**WHAT TO DO:**
Search the entries for the word "template" and pull out each line that has it.

**ENTRIES SUPPLIED:**
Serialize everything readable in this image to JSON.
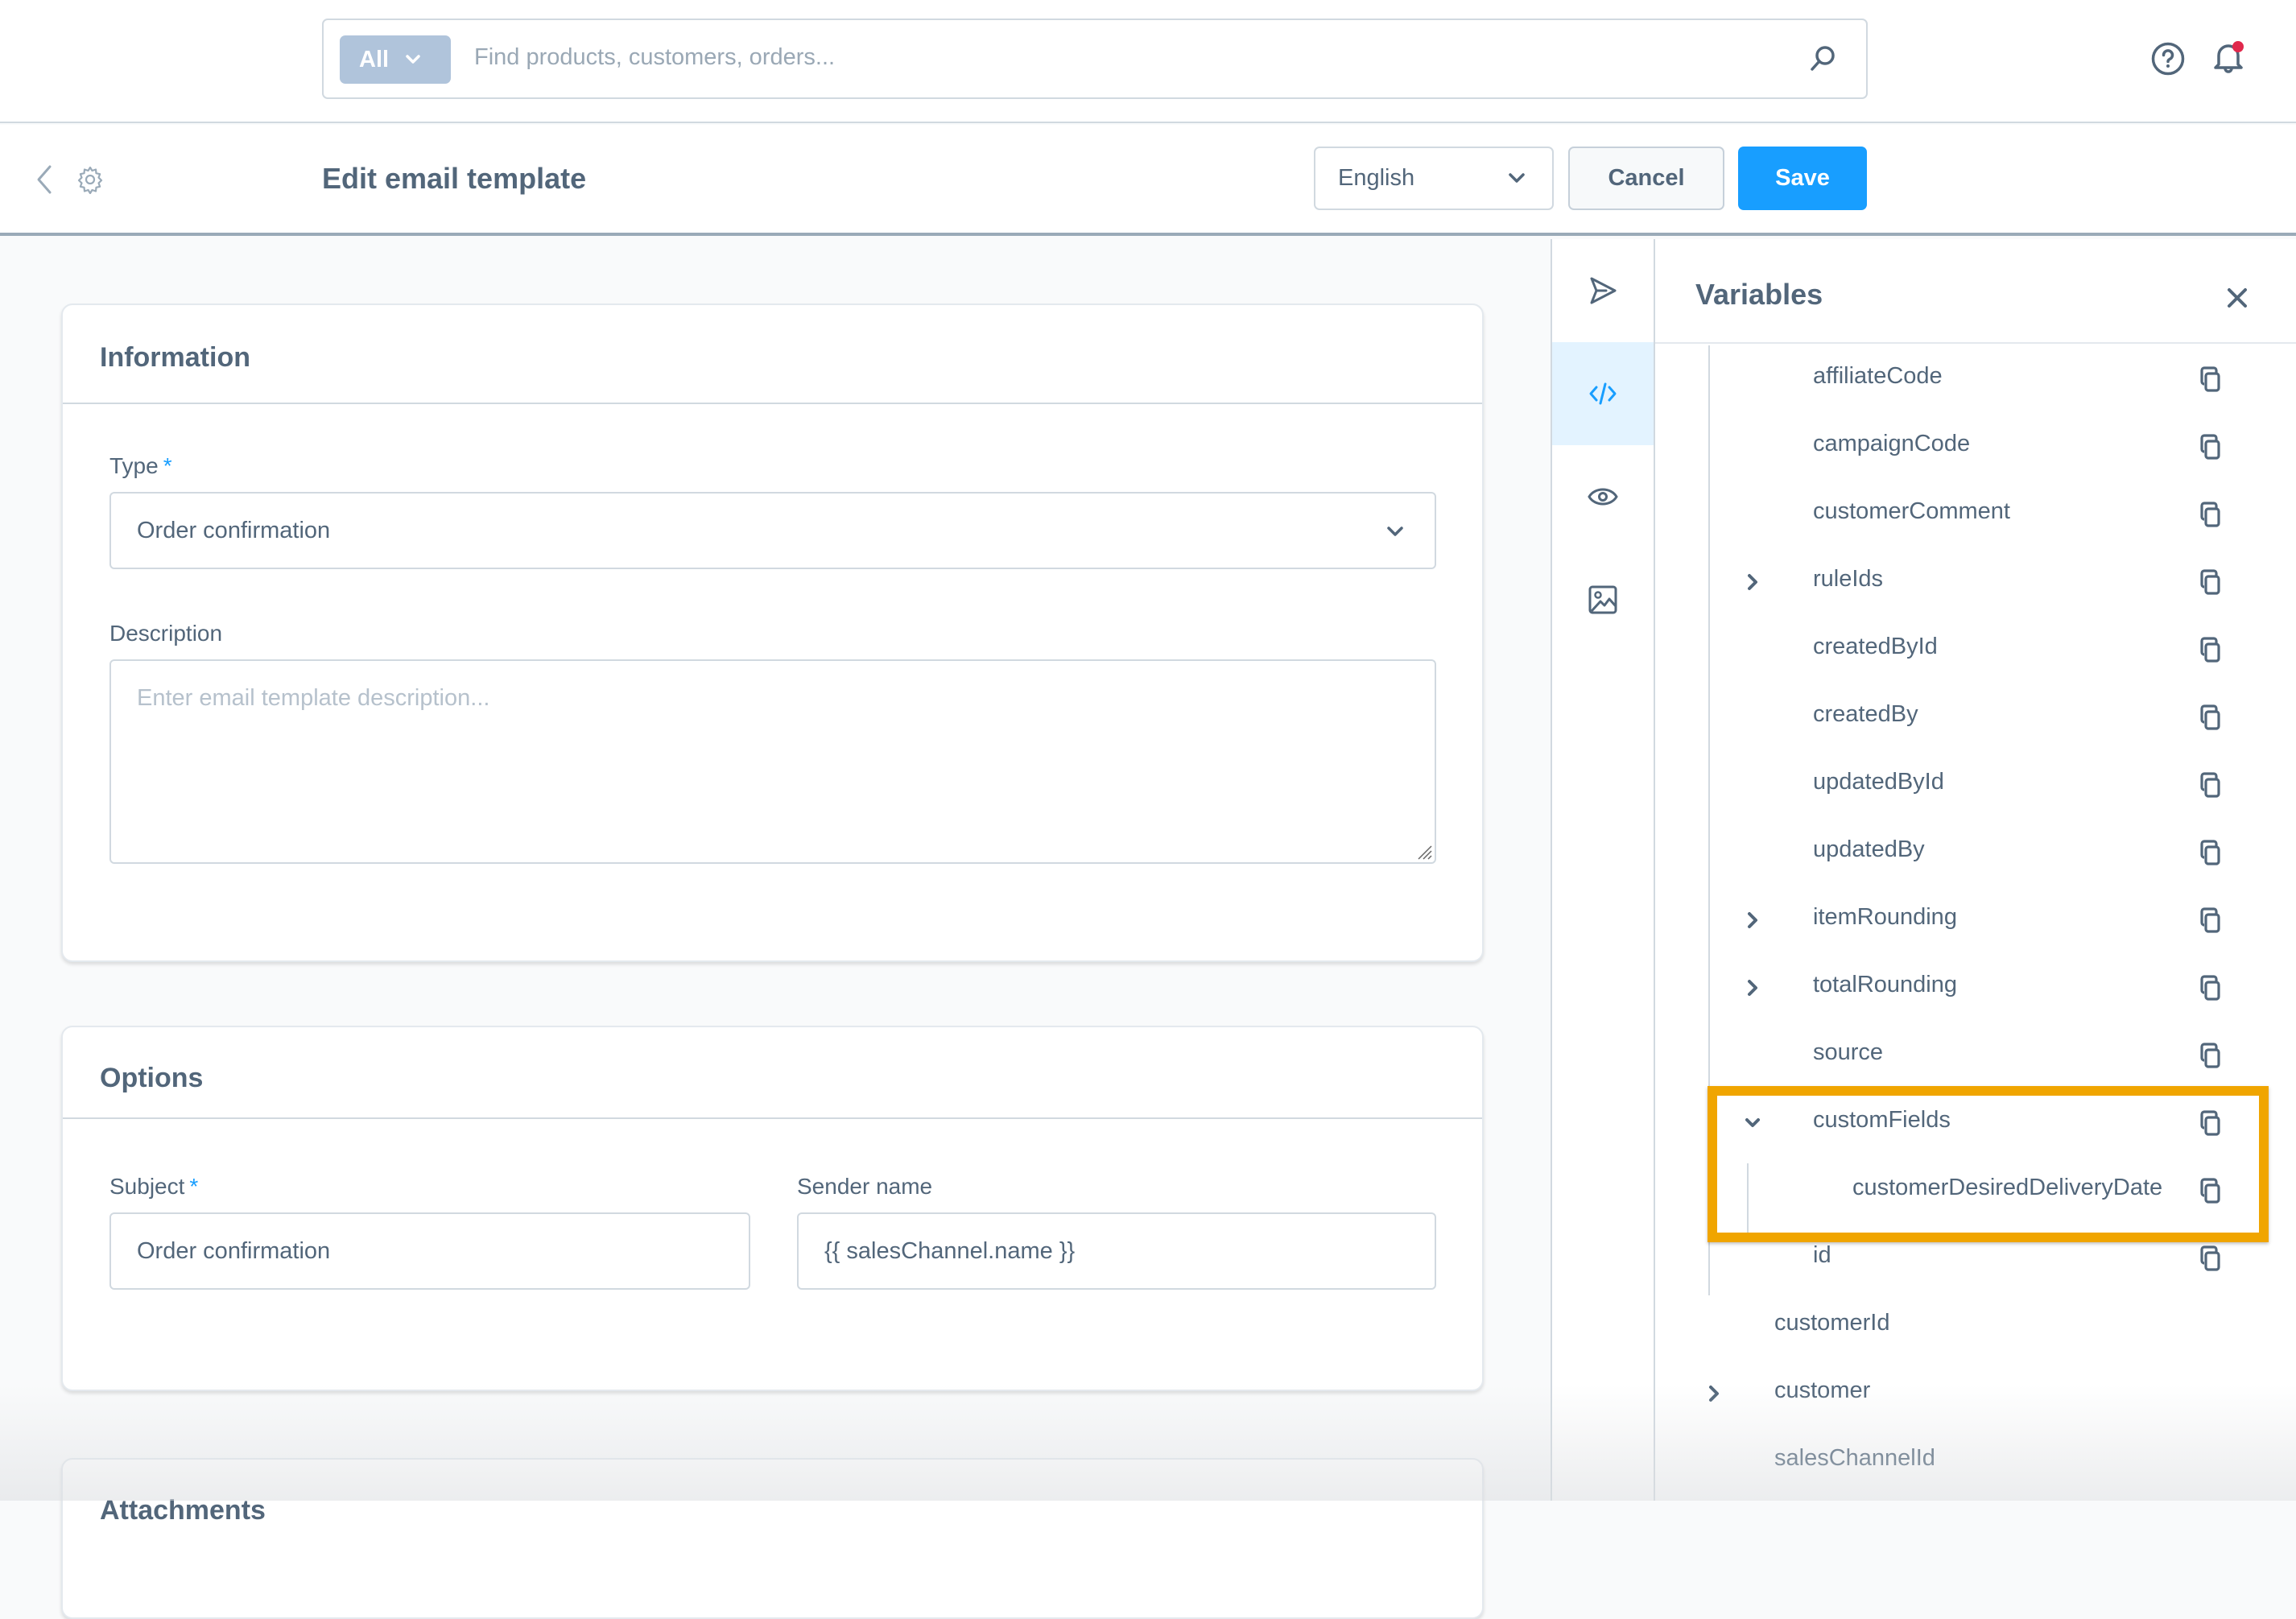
{
  "topbar": {
    "search_type": "All",
    "search_placeholder": "Find products, customers, orders...",
    "notification_dot_color": "#e0294c"
  },
  "header": {
    "title": "Edit email template",
    "language": "English",
    "cancel_label": "Cancel",
    "save_label": "Save"
  },
  "information": {
    "title": "Information",
    "type_label": "Type",
    "type_required": "*",
    "type_value": "Order confirmation",
    "description_label": "Description",
    "description_placeholder": "Enter email template description..."
  },
  "options": {
    "title": "Options",
    "subject_label": "Subject",
    "subject_required": "*",
    "subject_value": "Order confirmation",
    "sender_label": "Sender name",
    "sender_value": "{{ salesChannel.name }}"
  },
  "next_card": {
    "title": "Attachments"
  },
  "side_tabs": [
    {
      "name": "send-icon",
      "active": false
    },
    {
      "name": "code-icon",
      "active": true
    },
    {
      "name": "preview-icon",
      "active": false
    },
    {
      "name": "media-icon",
      "active": false
    }
  ],
  "variables": {
    "title": "Variables",
    "rows": [
      {
        "label": "affiliateCode",
        "expandable": false,
        "expanded": false,
        "level": 2
      },
      {
        "label": "campaignCode",
        "expandable": false,
        "expanded": false,
        "level": 2
      },
      {
        "label": "customerComment",
        "expandable": false,
        "expanded": false,
        "level": 2
      },
      {
        "label": "ruleIds",
        "expandable": true,
        "expanded": false,
        "level": 2
      },
      {
        "label": "createdById",
        "expandable": false,
        "expanded": false,
        "level": 2
      },
      {
        "label": "createdBy",
        "expandable": false,
        "expanded": false,
        "level": 2
      },
      {
        "label": "updatedById",
        "expandable": false,
        "expanded": false,
        "level": 2
      },
      {
        "label": "updatedBy",
        "expandable": false,
        "expanded": false,
        "level": 2
      },
      {
        "label": "itemRounding",
        "expandable": true,
        "expanded": false,
        "level": 2
      },
      {
        "label": "totalRounding",
        "expandable": true,
        "expanded": false,
        "level": 2
      },
      {
        "label": "source",
        "expandable": false,
        "expanded": false,
        "level": 2
      },
      {
        "label": "customFields",
        "expandable": true,
        "expanded": true,
        "level": 2
      },
      {
        "label": "customerDesiredDeliveryDate",
        "expandable": false,
        "expanded": false,
        "level": 3
      },
      {
        "label": "id",
        "expandable": false,
        "expanded": false,
        "level": 2
      },
      {
        "label": "customerId",
        "expandable": false,
        "expanded": false,
        "level": 1
      },
      {
        "label": "customer",
        "expandable": true,
        "expanded": false,
        "level": 1
      },
      {
        "label": "salesChannelId",
        "expandable": false,
        "expanded": false,
        "level": 1
      }
    ],
    "highlight_color": "#f0a500"
  },
  "colors": {
    "primary": "#189eff",
    "text": "#52667a",
    "border": "#d1d9e0",
    "search_type_bg": "#b0c4db"
  }
}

**PROBLEM SOLUTION:**
    "title": "Edit email template",
    "description_placeholder": "Enter email template description..."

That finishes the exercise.